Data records
•••••

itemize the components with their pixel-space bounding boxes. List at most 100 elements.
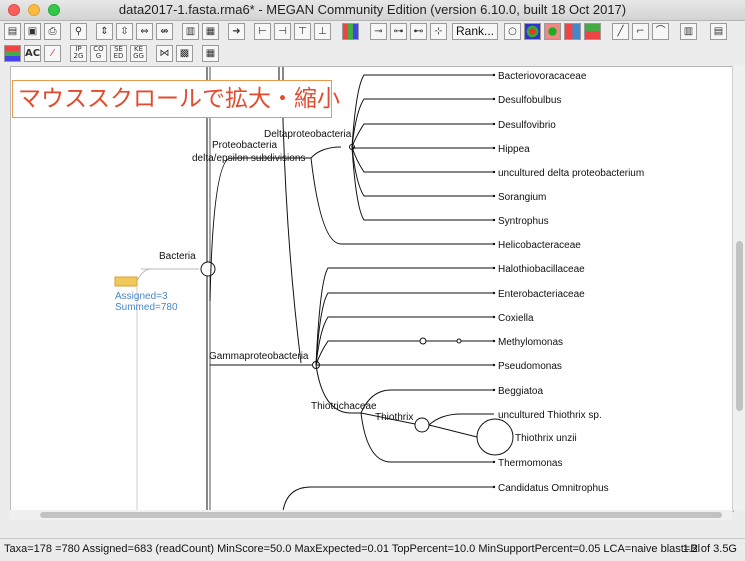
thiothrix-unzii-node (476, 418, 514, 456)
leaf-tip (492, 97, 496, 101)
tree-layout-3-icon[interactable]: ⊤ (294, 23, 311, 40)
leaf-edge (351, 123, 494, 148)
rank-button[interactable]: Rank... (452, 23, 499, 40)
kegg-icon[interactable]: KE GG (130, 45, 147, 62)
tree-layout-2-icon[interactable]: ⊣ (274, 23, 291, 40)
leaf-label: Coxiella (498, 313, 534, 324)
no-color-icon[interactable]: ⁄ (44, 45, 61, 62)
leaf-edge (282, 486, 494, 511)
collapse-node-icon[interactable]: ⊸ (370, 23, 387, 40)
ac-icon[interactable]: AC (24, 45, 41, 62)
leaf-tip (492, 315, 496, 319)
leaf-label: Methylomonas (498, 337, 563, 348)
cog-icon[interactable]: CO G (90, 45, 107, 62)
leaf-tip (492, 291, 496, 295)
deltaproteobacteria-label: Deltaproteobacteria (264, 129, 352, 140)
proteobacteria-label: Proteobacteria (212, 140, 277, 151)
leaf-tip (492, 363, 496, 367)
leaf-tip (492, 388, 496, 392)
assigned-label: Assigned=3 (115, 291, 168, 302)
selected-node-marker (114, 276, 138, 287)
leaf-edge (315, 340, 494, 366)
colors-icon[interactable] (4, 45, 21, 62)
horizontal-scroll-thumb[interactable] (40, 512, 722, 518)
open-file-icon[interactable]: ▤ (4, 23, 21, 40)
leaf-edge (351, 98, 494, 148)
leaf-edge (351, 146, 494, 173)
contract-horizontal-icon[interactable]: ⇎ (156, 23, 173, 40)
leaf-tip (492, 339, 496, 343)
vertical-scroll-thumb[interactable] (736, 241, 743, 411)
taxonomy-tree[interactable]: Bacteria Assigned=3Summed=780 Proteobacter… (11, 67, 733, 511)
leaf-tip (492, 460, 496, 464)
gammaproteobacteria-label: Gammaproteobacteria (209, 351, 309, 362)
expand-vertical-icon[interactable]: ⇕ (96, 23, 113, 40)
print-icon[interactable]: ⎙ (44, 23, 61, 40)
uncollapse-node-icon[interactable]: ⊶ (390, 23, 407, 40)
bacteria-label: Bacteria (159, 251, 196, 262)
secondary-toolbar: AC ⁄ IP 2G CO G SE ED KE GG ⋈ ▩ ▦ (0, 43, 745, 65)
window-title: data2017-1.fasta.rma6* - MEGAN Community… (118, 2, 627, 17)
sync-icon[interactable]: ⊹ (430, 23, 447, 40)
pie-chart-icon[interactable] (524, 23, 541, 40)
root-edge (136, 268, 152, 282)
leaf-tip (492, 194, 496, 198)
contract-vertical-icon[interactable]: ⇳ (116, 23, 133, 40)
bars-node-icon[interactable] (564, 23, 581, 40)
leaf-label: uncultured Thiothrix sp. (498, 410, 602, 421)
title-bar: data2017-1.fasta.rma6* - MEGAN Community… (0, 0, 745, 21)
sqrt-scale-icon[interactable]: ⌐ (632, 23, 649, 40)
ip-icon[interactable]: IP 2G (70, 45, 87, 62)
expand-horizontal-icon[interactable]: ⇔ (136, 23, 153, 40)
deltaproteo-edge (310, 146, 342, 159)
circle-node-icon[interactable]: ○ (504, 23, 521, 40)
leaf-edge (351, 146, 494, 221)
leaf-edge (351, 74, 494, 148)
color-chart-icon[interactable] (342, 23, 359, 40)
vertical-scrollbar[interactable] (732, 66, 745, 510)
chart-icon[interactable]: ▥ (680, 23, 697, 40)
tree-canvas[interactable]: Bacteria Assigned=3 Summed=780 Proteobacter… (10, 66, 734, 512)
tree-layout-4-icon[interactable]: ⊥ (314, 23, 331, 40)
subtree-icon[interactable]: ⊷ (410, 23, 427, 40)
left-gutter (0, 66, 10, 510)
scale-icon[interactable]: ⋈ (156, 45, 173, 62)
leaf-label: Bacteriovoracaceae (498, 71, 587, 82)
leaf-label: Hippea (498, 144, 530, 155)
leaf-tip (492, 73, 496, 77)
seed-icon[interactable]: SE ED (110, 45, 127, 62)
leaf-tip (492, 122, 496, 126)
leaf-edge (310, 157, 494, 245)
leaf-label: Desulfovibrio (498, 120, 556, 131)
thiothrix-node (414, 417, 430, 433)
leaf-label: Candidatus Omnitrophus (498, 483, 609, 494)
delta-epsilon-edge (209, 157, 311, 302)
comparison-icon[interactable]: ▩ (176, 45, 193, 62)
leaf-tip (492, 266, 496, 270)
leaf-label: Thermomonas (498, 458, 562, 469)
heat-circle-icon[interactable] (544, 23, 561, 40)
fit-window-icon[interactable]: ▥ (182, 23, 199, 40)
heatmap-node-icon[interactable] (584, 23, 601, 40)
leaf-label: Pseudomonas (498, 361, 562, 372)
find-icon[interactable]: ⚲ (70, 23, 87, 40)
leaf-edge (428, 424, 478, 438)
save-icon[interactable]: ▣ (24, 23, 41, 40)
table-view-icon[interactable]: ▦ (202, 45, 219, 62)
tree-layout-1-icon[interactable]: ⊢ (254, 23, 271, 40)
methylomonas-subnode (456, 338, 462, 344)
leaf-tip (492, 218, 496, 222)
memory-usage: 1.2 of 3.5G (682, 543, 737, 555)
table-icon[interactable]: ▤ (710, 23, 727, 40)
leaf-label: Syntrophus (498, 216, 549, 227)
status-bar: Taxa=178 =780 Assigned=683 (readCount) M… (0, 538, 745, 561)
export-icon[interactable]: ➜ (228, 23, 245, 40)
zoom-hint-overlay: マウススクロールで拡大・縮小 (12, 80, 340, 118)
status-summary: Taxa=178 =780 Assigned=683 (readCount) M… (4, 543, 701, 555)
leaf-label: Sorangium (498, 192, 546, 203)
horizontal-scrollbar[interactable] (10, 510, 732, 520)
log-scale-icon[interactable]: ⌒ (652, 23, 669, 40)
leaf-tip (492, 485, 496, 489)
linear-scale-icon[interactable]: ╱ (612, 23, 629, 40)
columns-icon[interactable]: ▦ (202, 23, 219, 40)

•••••

EXERCISE REQUIREMENTS
The lines to return are those in the entries above that hold "vertical".

EXERCISE ANSWER
vertical-scroll-thumb[interactable] (736, 241, 743, 411)
expand-vertical-icon[interactable]: ⇕ (96, 23, 113, 40)
contract-vertical-icon[interactable]: ⇳ (116, 23, 133, 40)
vertical-scrollbar[interactable] (732, 66, 745, 510)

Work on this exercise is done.